### [WHAT THE TASK ASKS]
How many lines in the listing below include the word "Explorer"? Reply with the count alone.

### [DATASET ROWS]
---*---
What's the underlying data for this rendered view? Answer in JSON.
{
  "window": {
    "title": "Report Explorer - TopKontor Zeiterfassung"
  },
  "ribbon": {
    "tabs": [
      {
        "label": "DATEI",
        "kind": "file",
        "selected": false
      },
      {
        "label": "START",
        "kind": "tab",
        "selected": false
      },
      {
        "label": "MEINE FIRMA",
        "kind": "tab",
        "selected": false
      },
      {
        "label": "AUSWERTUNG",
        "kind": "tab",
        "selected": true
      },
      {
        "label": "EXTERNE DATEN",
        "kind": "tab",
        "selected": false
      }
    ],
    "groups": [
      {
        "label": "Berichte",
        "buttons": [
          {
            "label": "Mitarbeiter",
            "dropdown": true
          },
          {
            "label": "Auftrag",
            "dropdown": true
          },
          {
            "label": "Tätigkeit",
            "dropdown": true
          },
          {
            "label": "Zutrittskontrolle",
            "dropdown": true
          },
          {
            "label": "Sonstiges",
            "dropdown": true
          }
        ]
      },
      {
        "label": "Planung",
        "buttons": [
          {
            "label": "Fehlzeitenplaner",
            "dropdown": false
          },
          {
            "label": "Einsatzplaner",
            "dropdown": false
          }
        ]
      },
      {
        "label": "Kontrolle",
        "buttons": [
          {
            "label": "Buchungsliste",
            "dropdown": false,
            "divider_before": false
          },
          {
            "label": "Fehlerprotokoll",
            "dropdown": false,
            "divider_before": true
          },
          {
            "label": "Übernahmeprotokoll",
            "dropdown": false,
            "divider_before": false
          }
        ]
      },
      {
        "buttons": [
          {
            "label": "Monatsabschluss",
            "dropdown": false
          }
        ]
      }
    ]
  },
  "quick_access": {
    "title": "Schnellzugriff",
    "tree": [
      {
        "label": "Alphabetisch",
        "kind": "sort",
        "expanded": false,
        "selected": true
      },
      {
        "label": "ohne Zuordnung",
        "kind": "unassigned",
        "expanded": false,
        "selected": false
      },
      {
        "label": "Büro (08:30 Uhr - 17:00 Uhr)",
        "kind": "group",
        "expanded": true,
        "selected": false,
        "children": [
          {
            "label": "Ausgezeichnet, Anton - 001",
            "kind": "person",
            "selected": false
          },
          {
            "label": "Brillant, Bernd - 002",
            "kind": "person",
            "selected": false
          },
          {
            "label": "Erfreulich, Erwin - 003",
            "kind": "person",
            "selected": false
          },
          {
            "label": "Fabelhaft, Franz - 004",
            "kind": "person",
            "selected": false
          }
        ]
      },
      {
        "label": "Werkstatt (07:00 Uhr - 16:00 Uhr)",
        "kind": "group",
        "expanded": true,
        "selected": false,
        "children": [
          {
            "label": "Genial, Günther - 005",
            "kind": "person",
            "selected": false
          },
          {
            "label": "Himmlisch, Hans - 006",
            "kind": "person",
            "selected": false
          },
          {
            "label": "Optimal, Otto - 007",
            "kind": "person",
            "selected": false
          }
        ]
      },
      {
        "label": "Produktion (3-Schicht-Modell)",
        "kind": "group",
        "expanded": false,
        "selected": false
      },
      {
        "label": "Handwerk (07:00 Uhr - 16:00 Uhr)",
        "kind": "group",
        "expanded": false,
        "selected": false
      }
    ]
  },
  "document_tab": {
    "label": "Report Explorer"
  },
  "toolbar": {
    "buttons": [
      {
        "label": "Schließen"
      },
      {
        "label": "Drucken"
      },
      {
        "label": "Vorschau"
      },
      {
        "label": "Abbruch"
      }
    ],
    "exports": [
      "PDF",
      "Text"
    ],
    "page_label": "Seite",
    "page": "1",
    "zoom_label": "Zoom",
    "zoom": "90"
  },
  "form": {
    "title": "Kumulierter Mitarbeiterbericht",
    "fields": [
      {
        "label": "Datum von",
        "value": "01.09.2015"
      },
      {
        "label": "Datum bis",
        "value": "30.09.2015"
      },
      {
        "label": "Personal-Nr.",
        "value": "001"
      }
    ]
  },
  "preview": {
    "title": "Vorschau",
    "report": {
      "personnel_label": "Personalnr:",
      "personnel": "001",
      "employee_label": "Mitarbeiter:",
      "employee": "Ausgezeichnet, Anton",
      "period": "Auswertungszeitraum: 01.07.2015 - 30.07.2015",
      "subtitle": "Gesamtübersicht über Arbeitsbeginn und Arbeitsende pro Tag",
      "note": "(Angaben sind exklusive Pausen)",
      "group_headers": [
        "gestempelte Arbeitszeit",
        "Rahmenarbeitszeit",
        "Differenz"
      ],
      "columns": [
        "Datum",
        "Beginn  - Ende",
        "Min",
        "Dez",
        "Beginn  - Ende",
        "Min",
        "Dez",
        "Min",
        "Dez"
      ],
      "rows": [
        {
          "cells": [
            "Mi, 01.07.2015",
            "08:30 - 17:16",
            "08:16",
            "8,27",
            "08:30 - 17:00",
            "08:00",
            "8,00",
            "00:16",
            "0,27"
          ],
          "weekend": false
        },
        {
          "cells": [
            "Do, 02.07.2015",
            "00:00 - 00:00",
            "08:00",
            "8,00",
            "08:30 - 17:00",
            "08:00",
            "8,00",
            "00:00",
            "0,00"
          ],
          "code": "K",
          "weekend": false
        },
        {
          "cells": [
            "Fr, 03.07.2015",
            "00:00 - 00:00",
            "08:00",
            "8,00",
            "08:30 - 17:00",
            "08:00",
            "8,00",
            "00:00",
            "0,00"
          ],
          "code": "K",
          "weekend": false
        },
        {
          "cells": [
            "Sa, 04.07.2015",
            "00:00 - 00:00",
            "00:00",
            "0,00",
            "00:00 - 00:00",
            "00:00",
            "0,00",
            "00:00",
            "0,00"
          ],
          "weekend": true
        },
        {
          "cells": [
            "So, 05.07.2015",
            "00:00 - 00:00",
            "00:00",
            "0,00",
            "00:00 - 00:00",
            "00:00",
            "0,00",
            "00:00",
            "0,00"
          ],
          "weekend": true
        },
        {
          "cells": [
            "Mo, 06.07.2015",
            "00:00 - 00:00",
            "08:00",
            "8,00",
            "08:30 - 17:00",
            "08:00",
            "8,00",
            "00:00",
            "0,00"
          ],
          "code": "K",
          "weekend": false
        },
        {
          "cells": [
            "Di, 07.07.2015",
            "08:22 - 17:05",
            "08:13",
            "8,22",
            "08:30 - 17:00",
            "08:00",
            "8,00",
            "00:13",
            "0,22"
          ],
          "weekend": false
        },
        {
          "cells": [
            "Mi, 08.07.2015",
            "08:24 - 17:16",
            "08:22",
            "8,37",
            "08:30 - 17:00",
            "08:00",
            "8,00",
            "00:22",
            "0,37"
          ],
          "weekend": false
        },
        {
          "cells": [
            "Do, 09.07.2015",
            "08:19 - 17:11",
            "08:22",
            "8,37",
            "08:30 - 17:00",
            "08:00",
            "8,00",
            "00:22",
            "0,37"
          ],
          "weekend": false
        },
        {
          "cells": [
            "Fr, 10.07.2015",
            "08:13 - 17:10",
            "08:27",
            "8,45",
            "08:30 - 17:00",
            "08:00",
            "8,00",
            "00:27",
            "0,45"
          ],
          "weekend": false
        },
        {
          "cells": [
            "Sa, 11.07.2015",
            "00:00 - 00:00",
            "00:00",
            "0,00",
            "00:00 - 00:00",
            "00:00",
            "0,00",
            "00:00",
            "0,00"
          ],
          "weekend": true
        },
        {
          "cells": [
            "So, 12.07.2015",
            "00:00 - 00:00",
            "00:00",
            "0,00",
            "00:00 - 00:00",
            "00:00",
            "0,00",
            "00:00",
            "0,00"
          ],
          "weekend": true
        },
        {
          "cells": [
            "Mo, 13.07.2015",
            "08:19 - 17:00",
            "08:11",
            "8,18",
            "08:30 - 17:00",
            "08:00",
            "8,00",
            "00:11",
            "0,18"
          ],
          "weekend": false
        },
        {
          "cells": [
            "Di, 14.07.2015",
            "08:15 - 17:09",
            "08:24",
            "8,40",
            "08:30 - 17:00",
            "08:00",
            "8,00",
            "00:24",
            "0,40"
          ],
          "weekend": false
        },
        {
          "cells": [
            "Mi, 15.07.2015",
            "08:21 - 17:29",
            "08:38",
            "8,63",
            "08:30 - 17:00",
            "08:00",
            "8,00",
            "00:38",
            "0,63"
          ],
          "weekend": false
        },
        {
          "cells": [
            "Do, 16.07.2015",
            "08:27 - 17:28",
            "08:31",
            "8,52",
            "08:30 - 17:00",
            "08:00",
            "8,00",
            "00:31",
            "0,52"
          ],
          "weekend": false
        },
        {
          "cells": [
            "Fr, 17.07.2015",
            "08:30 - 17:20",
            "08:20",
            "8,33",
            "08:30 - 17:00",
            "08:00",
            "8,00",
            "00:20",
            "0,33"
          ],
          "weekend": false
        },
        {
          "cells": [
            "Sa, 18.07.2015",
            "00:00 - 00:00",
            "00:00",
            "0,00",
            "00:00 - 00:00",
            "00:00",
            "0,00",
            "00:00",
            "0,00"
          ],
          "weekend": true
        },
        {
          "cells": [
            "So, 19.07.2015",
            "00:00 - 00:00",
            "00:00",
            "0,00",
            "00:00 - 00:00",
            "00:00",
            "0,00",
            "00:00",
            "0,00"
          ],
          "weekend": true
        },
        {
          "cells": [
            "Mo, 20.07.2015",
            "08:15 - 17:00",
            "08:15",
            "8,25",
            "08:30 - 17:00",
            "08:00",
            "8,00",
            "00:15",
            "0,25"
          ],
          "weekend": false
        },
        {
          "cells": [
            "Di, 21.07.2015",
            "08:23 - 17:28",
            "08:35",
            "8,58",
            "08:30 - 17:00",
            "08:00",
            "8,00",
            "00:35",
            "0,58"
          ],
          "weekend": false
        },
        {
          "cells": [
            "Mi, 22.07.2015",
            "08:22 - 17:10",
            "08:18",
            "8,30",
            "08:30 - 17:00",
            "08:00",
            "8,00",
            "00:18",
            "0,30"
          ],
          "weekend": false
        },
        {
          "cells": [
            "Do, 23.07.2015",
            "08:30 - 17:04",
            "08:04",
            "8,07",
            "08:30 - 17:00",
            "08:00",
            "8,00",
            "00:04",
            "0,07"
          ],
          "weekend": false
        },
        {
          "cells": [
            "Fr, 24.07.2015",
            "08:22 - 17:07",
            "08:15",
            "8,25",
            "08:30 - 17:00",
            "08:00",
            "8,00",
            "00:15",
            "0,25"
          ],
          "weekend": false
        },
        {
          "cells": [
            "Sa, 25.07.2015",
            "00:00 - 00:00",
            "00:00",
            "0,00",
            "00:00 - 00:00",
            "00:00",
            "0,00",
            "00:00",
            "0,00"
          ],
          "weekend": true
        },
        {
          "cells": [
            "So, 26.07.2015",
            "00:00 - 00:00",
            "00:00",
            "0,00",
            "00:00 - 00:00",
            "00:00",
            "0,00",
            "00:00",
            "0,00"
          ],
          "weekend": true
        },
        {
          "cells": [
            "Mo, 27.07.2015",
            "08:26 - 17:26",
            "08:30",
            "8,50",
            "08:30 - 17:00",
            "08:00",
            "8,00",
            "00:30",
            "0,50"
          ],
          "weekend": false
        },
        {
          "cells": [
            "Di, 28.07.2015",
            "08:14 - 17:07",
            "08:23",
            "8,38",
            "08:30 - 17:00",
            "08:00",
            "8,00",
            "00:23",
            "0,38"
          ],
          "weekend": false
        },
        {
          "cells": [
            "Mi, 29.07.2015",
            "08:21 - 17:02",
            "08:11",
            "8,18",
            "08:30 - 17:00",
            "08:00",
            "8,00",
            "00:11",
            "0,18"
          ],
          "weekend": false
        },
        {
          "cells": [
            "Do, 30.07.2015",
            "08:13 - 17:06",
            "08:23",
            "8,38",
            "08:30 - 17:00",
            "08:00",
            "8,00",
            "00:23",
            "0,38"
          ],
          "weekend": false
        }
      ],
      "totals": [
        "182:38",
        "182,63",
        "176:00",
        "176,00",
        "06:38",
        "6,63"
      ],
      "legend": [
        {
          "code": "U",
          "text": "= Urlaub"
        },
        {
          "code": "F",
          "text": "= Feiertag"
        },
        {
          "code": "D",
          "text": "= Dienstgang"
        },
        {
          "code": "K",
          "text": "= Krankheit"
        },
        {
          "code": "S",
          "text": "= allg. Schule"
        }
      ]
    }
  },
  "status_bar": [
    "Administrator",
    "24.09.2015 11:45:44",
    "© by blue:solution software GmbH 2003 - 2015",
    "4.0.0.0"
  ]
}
---*---
### [WORKED ANSWER]
2